● EXERCISE TASK:
Scan the records for the string "triangle"; copy each line where it occurs.

(Records about charts and figures)
start

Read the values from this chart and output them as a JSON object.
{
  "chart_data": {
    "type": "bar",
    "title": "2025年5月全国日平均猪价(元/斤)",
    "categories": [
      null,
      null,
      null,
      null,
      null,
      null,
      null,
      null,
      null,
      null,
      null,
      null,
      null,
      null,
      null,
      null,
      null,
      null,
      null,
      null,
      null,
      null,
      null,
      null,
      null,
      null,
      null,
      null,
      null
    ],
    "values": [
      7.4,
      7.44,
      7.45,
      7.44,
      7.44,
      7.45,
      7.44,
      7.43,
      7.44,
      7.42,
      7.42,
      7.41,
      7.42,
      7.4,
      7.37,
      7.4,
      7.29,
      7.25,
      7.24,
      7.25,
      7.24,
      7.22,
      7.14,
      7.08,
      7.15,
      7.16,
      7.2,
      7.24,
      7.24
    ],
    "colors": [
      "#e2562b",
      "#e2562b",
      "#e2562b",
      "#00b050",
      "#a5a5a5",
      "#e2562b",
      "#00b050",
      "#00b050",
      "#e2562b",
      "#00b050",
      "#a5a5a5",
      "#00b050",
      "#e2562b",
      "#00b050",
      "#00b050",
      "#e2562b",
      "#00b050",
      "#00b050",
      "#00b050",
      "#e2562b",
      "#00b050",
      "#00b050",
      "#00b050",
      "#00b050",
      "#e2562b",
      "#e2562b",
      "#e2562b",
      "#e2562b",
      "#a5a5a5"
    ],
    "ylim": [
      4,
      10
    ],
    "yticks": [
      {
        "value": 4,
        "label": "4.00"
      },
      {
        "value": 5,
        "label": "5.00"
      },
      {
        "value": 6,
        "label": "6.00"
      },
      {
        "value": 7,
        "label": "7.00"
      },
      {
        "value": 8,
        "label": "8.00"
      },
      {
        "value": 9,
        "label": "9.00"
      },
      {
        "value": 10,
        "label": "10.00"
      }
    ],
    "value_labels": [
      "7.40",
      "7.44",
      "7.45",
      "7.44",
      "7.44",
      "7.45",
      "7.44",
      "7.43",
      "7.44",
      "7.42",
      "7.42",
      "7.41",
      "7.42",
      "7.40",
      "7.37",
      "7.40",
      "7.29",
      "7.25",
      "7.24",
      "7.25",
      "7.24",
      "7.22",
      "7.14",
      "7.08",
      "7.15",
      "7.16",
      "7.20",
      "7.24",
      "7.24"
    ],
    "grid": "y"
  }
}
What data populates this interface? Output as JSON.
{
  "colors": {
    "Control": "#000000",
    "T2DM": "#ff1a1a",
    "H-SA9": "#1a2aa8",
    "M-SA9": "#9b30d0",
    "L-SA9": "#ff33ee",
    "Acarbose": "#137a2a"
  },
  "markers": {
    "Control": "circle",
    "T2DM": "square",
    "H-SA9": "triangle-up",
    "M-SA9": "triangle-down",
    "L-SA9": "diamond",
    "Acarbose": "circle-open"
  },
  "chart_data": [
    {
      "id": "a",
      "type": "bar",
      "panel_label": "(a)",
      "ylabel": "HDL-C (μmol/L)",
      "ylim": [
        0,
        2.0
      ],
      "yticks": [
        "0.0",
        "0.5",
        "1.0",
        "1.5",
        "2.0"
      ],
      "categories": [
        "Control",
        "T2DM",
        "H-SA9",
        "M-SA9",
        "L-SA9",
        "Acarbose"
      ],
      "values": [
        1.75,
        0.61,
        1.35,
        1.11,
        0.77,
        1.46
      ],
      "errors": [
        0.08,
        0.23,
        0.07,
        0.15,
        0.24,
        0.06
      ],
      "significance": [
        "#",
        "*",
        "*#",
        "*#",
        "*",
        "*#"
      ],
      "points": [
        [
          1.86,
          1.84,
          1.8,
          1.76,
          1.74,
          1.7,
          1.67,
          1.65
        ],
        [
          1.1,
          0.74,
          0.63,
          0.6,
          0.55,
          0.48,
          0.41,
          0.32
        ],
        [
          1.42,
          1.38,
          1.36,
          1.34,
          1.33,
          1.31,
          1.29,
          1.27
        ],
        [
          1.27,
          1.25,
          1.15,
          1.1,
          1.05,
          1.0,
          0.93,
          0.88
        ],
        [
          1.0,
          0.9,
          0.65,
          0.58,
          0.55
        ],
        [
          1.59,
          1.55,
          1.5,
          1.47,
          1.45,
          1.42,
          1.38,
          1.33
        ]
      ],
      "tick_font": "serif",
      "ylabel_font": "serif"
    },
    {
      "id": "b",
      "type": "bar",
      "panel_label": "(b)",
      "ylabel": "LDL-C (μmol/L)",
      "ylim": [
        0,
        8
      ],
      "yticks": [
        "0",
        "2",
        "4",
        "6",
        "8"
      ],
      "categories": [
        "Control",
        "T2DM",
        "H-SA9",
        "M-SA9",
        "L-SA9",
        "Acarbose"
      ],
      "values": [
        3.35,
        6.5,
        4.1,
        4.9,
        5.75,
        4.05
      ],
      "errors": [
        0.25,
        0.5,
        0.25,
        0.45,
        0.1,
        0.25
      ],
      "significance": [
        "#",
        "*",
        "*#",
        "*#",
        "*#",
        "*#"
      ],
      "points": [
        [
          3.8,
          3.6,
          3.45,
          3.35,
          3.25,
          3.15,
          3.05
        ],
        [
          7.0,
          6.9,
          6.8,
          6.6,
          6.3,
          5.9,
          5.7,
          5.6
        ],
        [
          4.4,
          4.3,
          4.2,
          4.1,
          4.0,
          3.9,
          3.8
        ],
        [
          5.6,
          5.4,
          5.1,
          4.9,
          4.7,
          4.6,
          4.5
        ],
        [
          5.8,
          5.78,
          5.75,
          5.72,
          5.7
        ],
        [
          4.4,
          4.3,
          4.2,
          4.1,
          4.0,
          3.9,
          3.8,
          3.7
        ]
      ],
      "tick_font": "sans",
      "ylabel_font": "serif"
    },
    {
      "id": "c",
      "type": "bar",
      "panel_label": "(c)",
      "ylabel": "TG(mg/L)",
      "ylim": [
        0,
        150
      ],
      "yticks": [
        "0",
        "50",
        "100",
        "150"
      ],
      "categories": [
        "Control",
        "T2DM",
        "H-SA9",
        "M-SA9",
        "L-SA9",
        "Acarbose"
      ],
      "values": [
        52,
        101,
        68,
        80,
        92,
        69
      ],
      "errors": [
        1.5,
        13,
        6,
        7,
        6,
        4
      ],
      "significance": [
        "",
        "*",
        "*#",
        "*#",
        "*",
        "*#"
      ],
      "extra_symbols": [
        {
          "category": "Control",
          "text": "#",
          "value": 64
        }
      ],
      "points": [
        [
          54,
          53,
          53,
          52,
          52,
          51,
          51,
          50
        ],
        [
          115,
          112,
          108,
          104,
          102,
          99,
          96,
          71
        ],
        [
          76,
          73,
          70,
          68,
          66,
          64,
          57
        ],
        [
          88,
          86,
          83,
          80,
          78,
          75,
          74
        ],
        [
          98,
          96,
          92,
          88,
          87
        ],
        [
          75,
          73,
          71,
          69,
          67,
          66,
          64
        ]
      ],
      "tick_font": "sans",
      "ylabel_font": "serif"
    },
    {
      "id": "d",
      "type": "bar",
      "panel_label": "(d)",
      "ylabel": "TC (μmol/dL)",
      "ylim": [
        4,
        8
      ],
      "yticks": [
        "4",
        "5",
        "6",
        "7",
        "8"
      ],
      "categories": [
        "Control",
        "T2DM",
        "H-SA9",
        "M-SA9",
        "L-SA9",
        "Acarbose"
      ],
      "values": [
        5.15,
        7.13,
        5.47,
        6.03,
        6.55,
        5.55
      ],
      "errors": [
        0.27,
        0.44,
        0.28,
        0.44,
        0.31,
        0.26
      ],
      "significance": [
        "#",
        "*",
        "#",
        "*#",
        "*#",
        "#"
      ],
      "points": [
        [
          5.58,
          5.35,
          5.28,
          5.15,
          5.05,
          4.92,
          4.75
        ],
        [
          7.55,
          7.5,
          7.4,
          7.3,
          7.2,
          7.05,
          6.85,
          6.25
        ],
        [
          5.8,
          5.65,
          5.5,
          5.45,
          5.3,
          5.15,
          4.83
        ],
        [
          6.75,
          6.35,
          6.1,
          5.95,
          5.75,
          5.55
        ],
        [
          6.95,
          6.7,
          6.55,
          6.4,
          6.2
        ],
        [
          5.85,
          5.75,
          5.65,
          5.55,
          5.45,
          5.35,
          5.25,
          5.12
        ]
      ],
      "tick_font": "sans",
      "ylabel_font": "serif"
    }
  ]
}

end

● EXERCISE ANSWER:
    "H-SA9": "triangle-up",
    "M-SA9": "triangle-down",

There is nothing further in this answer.